**Required task**
Where does the string "TURF" appear in the records? Copy every line that contains it.

--- start ---

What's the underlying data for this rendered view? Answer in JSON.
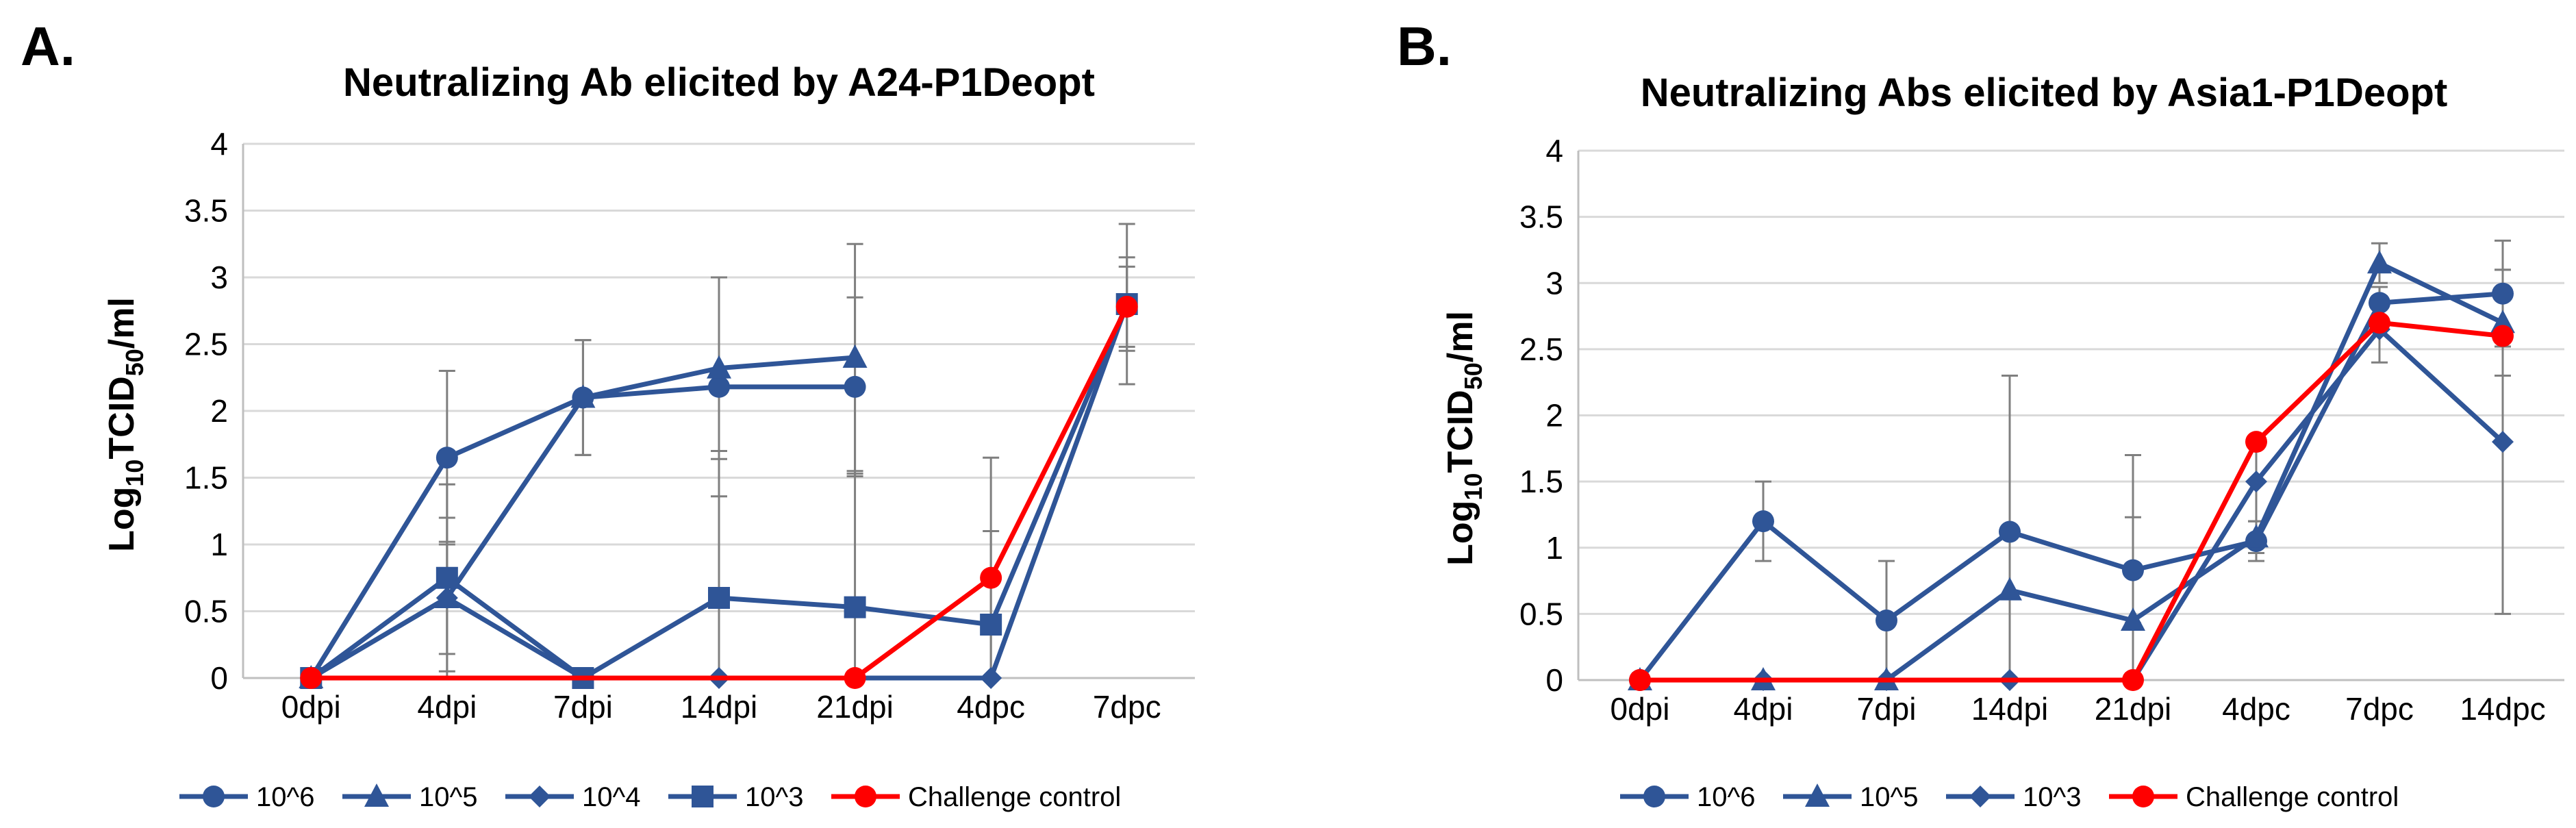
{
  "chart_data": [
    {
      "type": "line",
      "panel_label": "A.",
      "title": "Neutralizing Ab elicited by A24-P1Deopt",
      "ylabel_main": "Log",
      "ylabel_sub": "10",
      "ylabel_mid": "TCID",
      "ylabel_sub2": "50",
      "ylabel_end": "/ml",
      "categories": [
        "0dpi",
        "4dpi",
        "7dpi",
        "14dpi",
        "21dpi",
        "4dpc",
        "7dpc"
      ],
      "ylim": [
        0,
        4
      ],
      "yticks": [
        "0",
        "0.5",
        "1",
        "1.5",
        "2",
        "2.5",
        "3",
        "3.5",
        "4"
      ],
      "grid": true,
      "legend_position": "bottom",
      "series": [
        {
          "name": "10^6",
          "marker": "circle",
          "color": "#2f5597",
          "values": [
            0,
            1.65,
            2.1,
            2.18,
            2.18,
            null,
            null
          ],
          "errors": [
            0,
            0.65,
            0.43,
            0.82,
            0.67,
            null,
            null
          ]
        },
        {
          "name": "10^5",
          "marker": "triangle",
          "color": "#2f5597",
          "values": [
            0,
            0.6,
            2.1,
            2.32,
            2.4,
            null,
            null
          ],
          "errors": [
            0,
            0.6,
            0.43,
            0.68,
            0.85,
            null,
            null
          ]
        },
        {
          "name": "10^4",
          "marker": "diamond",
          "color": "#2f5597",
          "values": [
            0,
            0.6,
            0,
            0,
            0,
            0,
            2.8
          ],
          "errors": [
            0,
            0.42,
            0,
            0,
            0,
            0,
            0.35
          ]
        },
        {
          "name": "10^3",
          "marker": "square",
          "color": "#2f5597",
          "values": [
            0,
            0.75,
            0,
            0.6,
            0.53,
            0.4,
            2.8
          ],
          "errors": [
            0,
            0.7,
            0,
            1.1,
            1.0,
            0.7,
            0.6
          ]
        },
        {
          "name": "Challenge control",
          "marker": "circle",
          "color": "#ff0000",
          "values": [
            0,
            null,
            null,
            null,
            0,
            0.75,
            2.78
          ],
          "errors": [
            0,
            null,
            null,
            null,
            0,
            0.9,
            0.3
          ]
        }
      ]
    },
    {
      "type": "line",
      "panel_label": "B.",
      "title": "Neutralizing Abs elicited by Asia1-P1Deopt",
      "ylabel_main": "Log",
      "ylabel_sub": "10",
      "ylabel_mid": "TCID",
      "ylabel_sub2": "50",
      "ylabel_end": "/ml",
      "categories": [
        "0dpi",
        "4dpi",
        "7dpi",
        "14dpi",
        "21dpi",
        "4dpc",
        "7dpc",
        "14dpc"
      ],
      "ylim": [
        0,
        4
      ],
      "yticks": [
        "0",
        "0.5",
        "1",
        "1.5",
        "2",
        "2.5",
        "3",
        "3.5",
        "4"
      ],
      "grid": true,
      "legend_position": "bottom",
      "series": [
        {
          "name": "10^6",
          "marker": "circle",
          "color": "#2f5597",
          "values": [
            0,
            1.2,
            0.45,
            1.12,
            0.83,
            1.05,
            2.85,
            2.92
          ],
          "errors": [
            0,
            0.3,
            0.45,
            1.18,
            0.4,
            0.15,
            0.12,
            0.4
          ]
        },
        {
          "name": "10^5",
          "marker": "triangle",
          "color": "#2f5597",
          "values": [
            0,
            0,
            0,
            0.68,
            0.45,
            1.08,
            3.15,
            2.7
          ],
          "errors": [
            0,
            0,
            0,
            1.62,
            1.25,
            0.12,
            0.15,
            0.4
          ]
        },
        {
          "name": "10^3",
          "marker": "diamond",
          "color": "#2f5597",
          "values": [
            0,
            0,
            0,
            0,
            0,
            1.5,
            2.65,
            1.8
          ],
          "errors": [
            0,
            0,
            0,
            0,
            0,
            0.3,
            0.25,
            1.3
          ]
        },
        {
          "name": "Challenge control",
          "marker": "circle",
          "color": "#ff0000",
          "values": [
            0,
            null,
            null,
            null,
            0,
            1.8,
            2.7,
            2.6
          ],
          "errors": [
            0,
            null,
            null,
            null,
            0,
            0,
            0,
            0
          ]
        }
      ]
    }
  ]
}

--- end ---
--- start ---

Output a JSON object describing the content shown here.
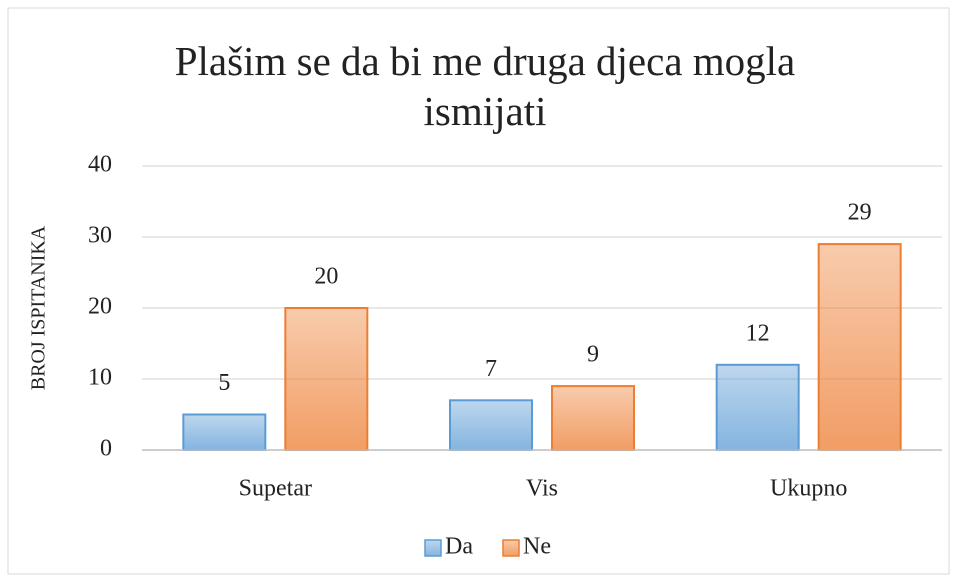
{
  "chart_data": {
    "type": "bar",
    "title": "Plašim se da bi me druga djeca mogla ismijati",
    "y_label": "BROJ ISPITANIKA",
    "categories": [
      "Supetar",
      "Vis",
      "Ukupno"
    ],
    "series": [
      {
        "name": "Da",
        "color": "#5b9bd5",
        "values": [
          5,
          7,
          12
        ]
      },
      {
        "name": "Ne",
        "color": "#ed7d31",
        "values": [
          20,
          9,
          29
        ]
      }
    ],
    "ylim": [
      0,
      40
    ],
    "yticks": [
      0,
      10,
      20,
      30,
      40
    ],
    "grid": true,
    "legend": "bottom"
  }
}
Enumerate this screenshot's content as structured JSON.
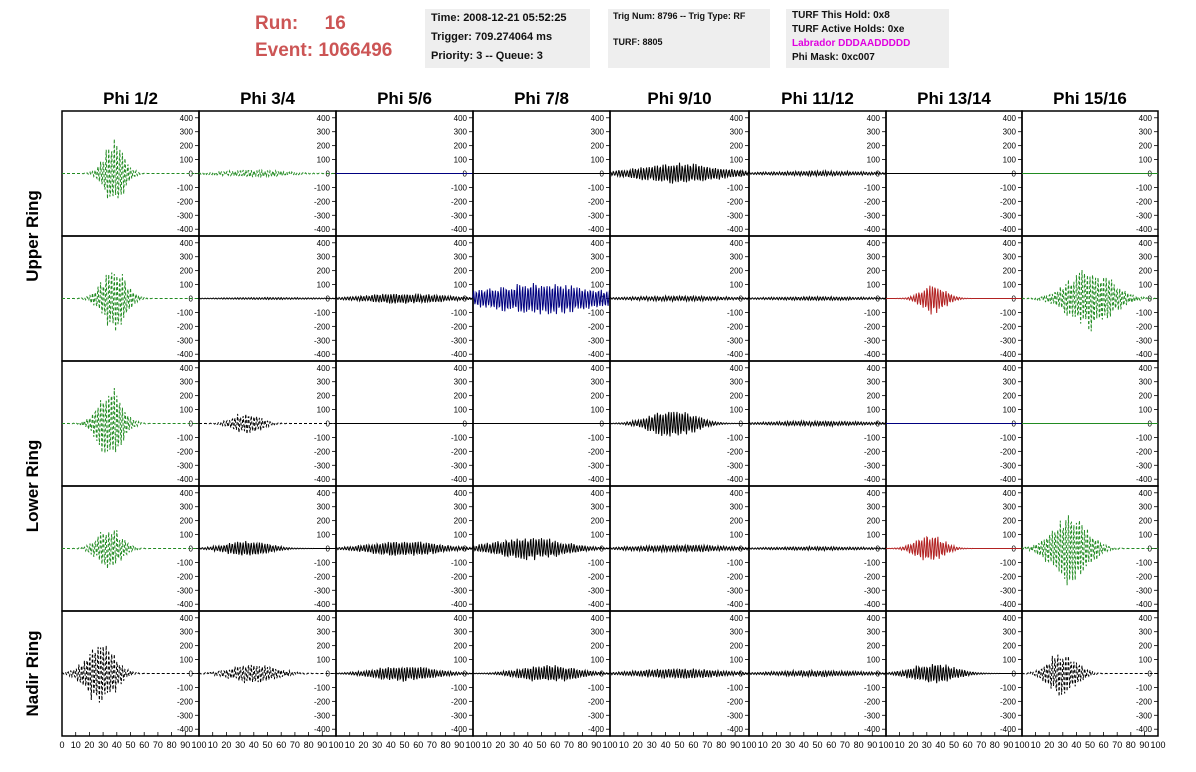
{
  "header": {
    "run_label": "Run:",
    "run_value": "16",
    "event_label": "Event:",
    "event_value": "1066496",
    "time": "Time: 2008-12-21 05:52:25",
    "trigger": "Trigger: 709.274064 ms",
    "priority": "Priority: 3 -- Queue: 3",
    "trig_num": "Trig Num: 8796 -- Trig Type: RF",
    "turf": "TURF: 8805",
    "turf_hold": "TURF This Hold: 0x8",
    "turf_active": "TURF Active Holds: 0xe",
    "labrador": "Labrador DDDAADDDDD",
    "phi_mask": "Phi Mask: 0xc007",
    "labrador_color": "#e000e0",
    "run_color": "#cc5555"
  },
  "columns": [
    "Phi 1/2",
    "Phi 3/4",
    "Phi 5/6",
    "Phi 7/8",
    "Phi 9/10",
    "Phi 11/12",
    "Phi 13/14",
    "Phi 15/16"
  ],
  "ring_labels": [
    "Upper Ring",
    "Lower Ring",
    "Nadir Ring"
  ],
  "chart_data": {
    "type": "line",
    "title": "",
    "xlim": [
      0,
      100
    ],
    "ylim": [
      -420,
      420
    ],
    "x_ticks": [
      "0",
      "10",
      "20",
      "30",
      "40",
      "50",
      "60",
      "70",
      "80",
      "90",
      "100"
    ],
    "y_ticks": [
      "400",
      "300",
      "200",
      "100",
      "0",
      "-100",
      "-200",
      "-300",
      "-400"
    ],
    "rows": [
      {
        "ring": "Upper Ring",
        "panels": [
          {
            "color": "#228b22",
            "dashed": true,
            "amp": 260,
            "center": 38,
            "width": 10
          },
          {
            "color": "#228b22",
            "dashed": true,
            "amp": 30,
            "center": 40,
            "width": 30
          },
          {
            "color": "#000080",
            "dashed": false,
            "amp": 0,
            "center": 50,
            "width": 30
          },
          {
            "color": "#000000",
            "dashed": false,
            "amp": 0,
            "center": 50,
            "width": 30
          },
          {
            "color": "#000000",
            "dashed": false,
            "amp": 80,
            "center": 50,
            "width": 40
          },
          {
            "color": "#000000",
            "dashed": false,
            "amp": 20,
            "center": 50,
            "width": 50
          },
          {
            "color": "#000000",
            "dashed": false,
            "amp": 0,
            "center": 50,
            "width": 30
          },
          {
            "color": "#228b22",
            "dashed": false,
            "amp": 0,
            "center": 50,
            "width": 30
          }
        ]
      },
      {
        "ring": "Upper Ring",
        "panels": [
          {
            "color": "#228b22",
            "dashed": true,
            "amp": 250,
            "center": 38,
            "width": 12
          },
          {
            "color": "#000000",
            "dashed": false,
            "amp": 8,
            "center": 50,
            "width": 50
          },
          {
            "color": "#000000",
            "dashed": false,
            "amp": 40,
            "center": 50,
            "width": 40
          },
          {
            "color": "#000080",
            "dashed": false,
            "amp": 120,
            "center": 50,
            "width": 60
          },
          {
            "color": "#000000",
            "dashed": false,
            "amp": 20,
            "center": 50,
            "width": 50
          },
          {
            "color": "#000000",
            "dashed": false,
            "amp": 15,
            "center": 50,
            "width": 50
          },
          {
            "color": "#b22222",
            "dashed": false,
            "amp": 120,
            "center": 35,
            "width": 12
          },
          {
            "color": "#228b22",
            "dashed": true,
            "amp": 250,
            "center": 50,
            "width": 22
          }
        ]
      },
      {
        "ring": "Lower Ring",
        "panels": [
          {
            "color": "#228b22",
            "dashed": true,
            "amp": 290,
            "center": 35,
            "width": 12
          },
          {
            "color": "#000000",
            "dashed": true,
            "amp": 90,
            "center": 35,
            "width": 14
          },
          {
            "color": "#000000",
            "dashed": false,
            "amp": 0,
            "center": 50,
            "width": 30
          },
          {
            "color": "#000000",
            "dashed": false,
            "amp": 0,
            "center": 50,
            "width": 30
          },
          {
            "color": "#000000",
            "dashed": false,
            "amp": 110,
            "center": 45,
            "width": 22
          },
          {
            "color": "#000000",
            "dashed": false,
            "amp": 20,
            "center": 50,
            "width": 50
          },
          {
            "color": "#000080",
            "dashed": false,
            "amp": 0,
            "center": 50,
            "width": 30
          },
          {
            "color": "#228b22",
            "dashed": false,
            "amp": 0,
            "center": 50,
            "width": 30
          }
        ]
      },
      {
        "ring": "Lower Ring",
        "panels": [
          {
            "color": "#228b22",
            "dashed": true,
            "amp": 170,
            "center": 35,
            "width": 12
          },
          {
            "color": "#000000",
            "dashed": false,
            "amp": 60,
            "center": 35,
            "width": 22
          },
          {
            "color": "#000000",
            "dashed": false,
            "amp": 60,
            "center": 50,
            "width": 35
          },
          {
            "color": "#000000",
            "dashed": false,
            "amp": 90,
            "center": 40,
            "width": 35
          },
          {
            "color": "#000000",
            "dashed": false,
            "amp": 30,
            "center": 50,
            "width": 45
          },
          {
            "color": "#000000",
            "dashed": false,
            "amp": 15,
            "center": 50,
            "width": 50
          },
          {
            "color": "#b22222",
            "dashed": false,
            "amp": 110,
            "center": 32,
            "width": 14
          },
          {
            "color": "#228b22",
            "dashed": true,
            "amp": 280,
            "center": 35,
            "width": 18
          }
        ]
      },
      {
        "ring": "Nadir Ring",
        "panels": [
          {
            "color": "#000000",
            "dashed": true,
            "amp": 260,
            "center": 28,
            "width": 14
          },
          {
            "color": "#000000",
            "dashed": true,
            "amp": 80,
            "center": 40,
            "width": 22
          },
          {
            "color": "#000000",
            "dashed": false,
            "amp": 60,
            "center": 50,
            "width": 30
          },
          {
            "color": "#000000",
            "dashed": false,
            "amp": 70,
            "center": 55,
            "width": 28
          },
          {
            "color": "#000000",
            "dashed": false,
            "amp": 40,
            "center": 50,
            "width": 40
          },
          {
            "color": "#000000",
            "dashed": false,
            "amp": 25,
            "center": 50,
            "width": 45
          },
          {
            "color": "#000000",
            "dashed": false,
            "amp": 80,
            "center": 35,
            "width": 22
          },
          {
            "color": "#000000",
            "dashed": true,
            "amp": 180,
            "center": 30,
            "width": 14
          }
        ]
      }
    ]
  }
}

--- end ---

**Answer for the task**
    "turf": "TURF: 8805",
    "turf_hold": "TURF This Hold: 0x8",
    "turf_active": "TURF Active Holds: 0xe",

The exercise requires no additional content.